Find all the lines with "eerste" and gather them.

====

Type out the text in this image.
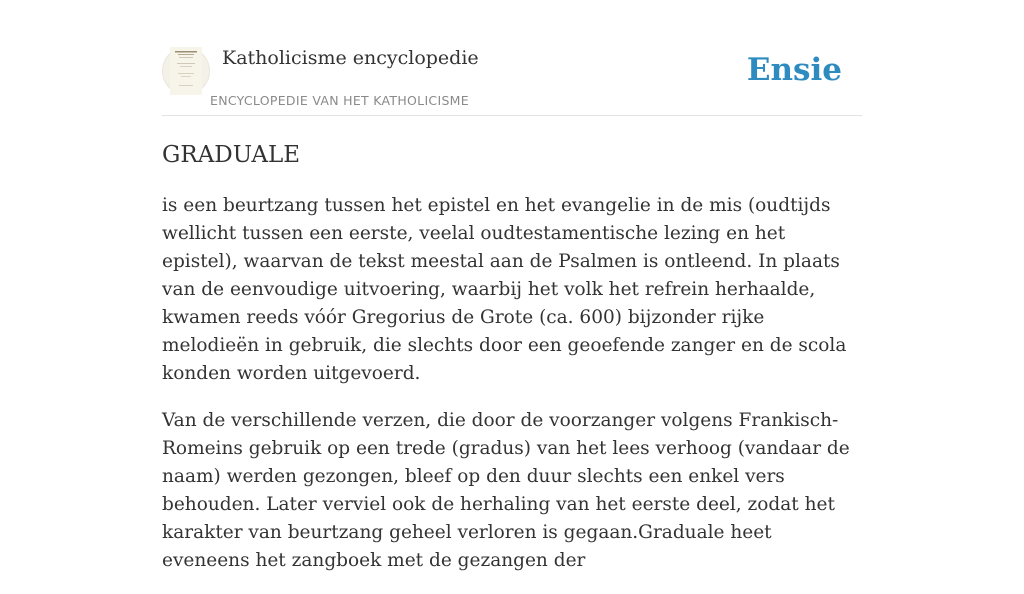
Katholicisme encyclopedie
ENCYCLOPEDIE VAN HET KATHOLICISME
Ensie
GRADUALE

is een beurtzang tussen het epistel en het evangelie in de mis (oudtijds wellicht tussen een eerste, veelal oudtestamentische lezing en het epistel), waarvan de tekst meestal aan de Psalmen is ontleend. In plaats van de eenvoudige uitvoering, waarbij het volk het refrein herhaalde, kwamen reeds vóór Gregorius de Grote (ca. 600) bijzonder rijke melodieën in gebruik, die slechts door een geoefende zanger en de scola konden worden uitgevoerd.

Van de verschillende verzen, die door de voorzanger volgens Frankisch-Romeins gebruik op een trede (gradus) van het lees verhoog (vandaar de naam) werden gezongen, bleef op den duur slechts een enkel vers behouden. Later verviel ook de herhaling van het eerste deel, zodat het karakter van beurtzang geheel verloren is gegaan.Graduale heet eveneens het zangboek met de gezangen der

====

§ Expected answer
is een beurtzang tussen het epistel en het evangelie in de mis (oudtijds wellicht tussen een eerste, veelal oudtestamentische lezing en het epistel), waarvan de tekst meestal aan de Psalmen is ontleend. In plaats van de eenvoudige uitvoering, waarbij het volk het refrein herhaalde, kwamen reeds vóór Gregorius de Grote (ca. 600) bijzonder rijke melodieën in gebruik, die slechts door een geoefende zanger en de scola konden worden uitgevoerd.
Van de verschillende verzen, die door de voorzanger volgens Frankisch-Romeins gebruik op een trede (gradus) van het lees verhoog (vandaar de naam) werden gezongen, bleef op den duur slechts een enkel vers behouden. Later verviel ook de herhaling van het eerste deel, zodat het karakter van beurtzang geheel verloren is gegaan.Graduale heet eveneens het zangboek met de gezangen der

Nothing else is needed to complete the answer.